──────── Supplied entries ────────

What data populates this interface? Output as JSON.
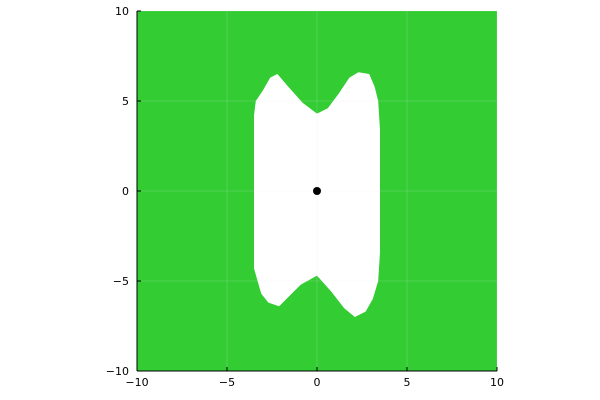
{
  "chart_data": {
    "type": "heatmap",
    "title": "",
    "xlabel": "",
    "ylabel": "",
    "xlim": [
      -10,
      10
    ],
    "ylim": [
      -10,
      10
    ],
    "xticks": [
      -10,
      -5,
      0,
      5,
      10
    ],
    "yticks": [
      -10,
      -5,
      0,
      5,
      10
    ],
    "xtick_labels": [
      "−10",
      "−5",
      "0",
      "5",
      "10"
    ],
    "ytick_labels": [
      "−10",
      "−5",
      "0",
      "5",
      "10"
    ],
    "grid": true,
    "legend": "none",
    "colors": {
      "region_fill": "#33cc33",
      "feasible_fill": "#ffffff",
      "point": "#000000",
      "grid": "#e6e6e6"
    },
    "feasible_region_outline": [
      [
        -3.5,
        4.2
      ],
      [
        -3.4,
        5.0
      ],
      [
        -3.0,
        5.6
      ],
      [
        -2.6,
        6.3
      ],
      [
        -2.2,
        6.5
      ],
      [
        -1.6,
        5.8
      ],
      [
        -0.8,
        4.9
      ],
      [
        0.0,
        4.3
      ],
      [
        0.6,
        4.6
      ],
      [
        1.2,
        5.4
      ],
      [
        1.8,
        6.3
      ],
      [
        2.3,
        6.6
      ],
      [
        2.9,
        6.5
      ],
      [
        3.2,
        5.8
      ],
      [
        3.4,
        5.0
      ],
      [
        3.5,
        3.4
      ],
      [
        3.5,
        -3.4
      ],
      [
        3.4,
        -5.0
      ],
      [
        3.1,
        -6.0
      ],
      [
        2.7,
        -6.7
      ],
      [
        2.1,
        -7.0
      ],
      [
        1.5,
        -6.5
      ],
      [
        0.8,
        -5.6
      ],
      [
        0.0,
        -4.7
      ],
      [
        -0.9,
        -5.2
      ],
      [
        -1.5,
        -5.8
      ],
      [
        -2.1,
        -6.4
      ],
      [
        -2.7,
        -6.2
      ],
      [
        -3.1,
        -5.7
      ],
      [
        -3.5,
        -4.3
      ]
    ],
    "points": [
      {
        "x": 0,
        "y": 0
      }
    ]
  }
}
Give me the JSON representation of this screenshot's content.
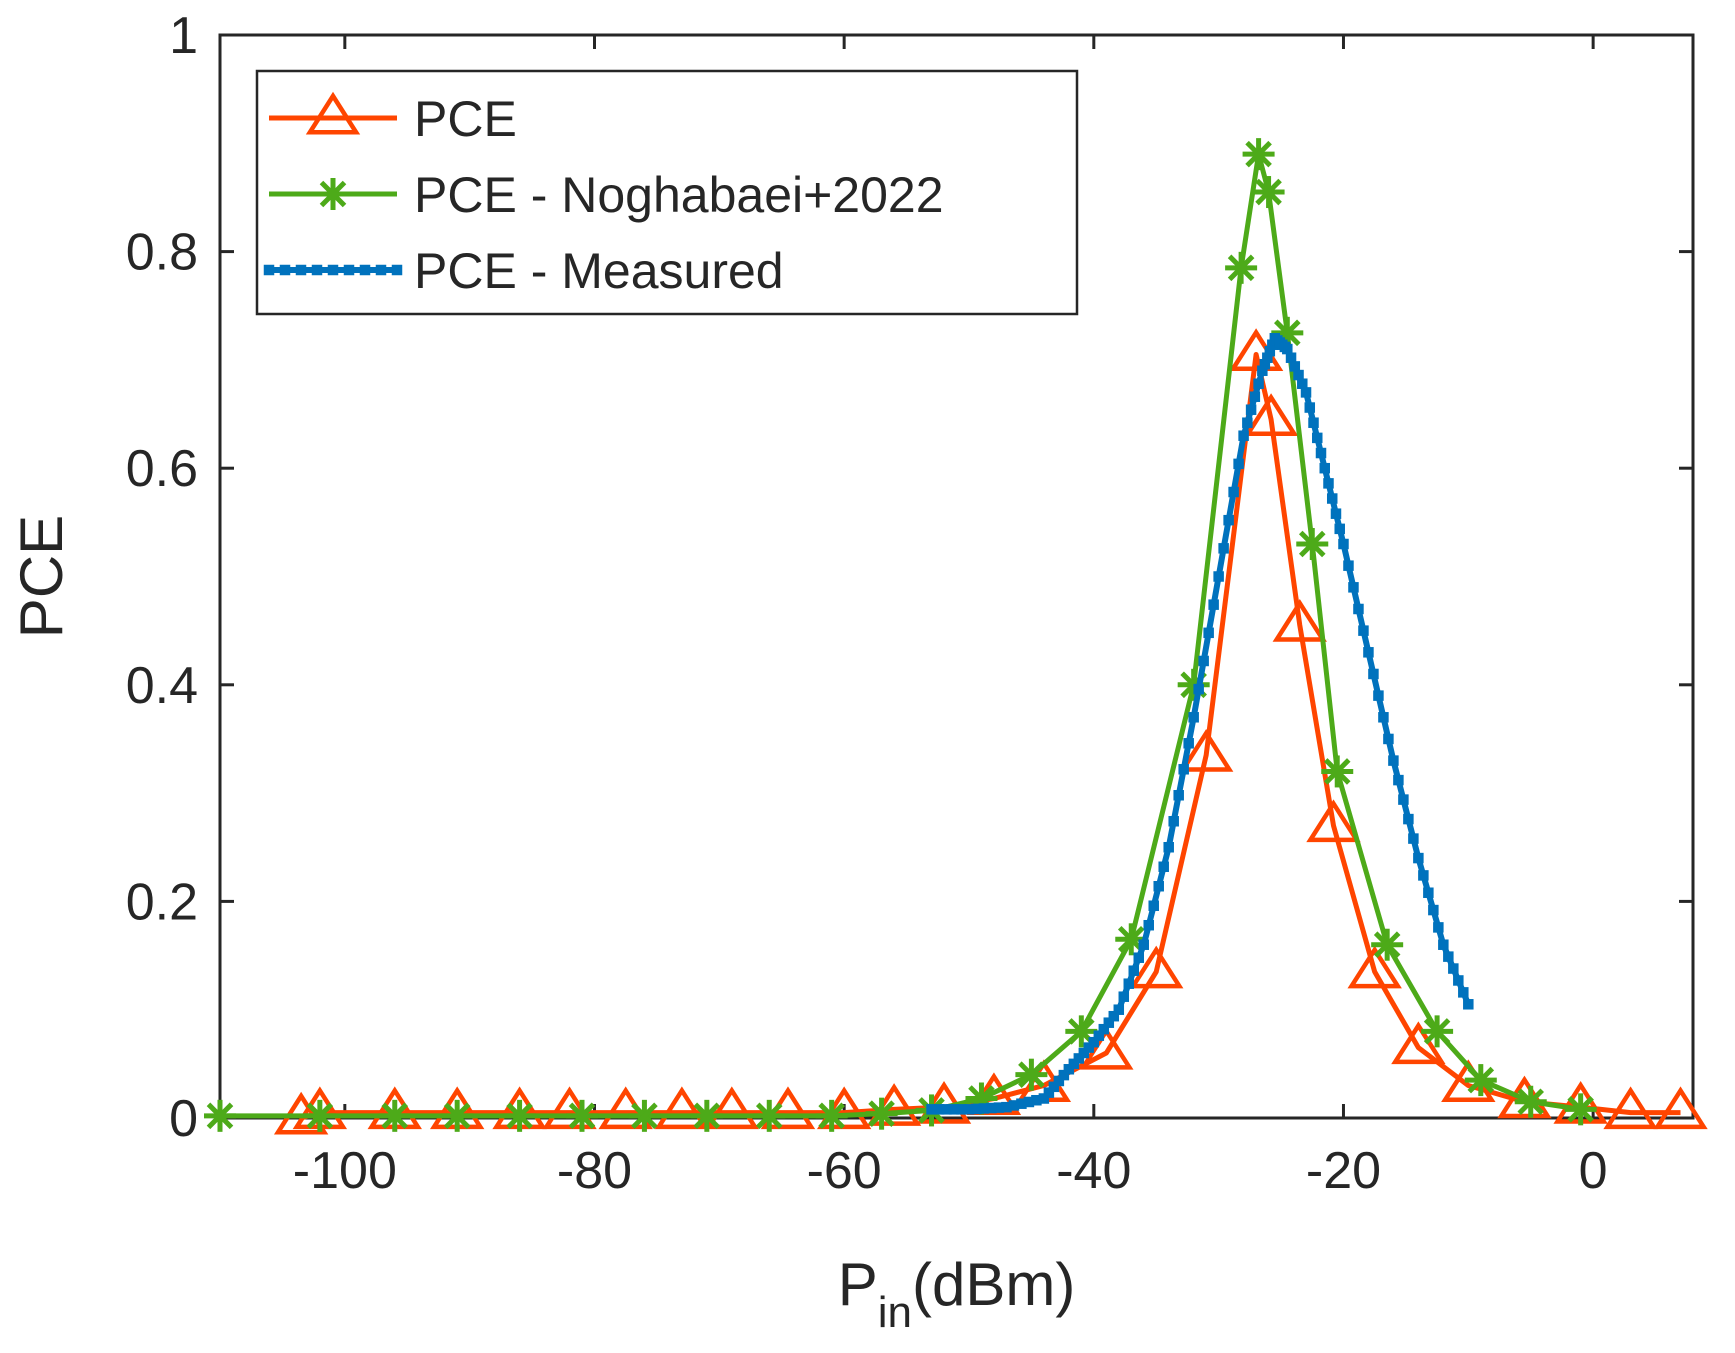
{
  "chart_data": {
    "type": "line",
    "title": "",
    "xlabel": "P",
    "xlabel_sub": "in",
    "xlabel_suffix": "(dBm)",
    "ylabel": "PCE",
    "xlim": [
      -110,
      8
    ],
    "ylim": [
      0,
      1
    ],
    "xticks": [
      -100,
      -80,
      -60,
      -40,
      -20,
      0
    ],
    "yticks": [
      0,
      0.2,
      0.4,
      0.6,
      0.8,
      1
    ],
    "xtick_labels": [
      "-100",
      "-80",
      "-60",
      "-40",
      "-20",
      "0"
    ],
    "ytick_labels": [
      "0",
      "0.2",
      "0.4",
      "0.6",
      "0.8",
      "1"
    ],
    "grid": false,
    "legend_position": "top-left",
    "series": [
      {
        "name": "PCE",
        "color": "#ff4500",
        "marker": "triangle",
        "x": [
          -103.5,
          -102,
          -96,
          -91,
          -86,
          -82,
          -77.5,
          -73,
          -69,
          -64.5,
          -60,
          -56,
          -52,
          -48,
          -44,
          -39,
          -35,
          -31,
          -27,
          -25.8,
          -23.5,
          -20.8,
          -17.5,
          -14,
          -10,
          -5.5,
          -1,
          3,
          7
        ],
        "y": [
          0,
          0.005,
          0.005,
          0.005,
          0.005,
          0.005,
          0.005,
          0.005,
          0.005,
          0.005,
          0.005,
          0.008,
          0.01,
          0.018,
          0.03,
          0.06,
          0.135,
          0.335,
          0.705,
          0.645,
          0.455,
          0.27,
          0.135,
          0.065,
          0.03,
          0.015,
          0.01,
          0.005,
          0.005
        ]
      },
      {
        "name": "PCE - Noghabaei+2022",
        "color": "#4daa19",
        "marker": "star",
        "x": [
          -110,
          -102,
          -96,
          -91,
          -86,
          -81,
          -76,
          -71,
          -66,
          -61,
          -57,
          -53,
          -49,
          -45,
          -41,
          -37,
          -32,
          -28.2,
          -26.8,
          -26,
          -24.5,
          -22.5,
          -20.5,
          -16.5,
          -12.5,
          -9,
          -5,
          -1
        ],
        "y": [
          0.002,
          0.002,
          0.002,
          0.002,
          0.002,
          0.002,
          0.002,
          0.002,
          0.002,
          0.002,
          0.004,
          0.007,
          0.018,
          0.04,
          0.08,
          0.165,
          0.4,
          0.785,
          0.89,
          0.855,
          0.725,
          0.53,
          0.32,
          0.16,
          0.08,
          0.035,
          0.015,
          0.008
        ]
      },
      {
        "name": "PCE - Measured",
        "color": "#0072bd",
        "marker": "square",
        "x": [
          -53,
          -50,
          -47,
          -44,
          -42,
          -40,
          -38,
          -36,
          -34,
          -32,
          -30,
          -28,
          -26.5,
          -25.5,
          -24.5,
          -23,
          -21.5,
          -20,
          -18,
          -16,
          -14,
          -12,
          -10
        ],
        "y": [
          0.008,
          0.008,
          0.01,
          0.018,
          0.045,
          0.07,
          0.1,
          0.16,
          0.25,
          0.37,
          0.5,
          0.63,
          0.69,
          0.72,
          0.71,
          0.67,
          0.6,
          0.53,
          0.43,
          0.33,
          0.24,
          0.16,
          0.105
        ]
      }
    ]
  }
}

────────

Problem details. Scan the lines for the string "JSON". Copy out each line that matches.

Answer.
What data populates this interface? Output as JSON.
Give me the JSON representation of this screenshot's content.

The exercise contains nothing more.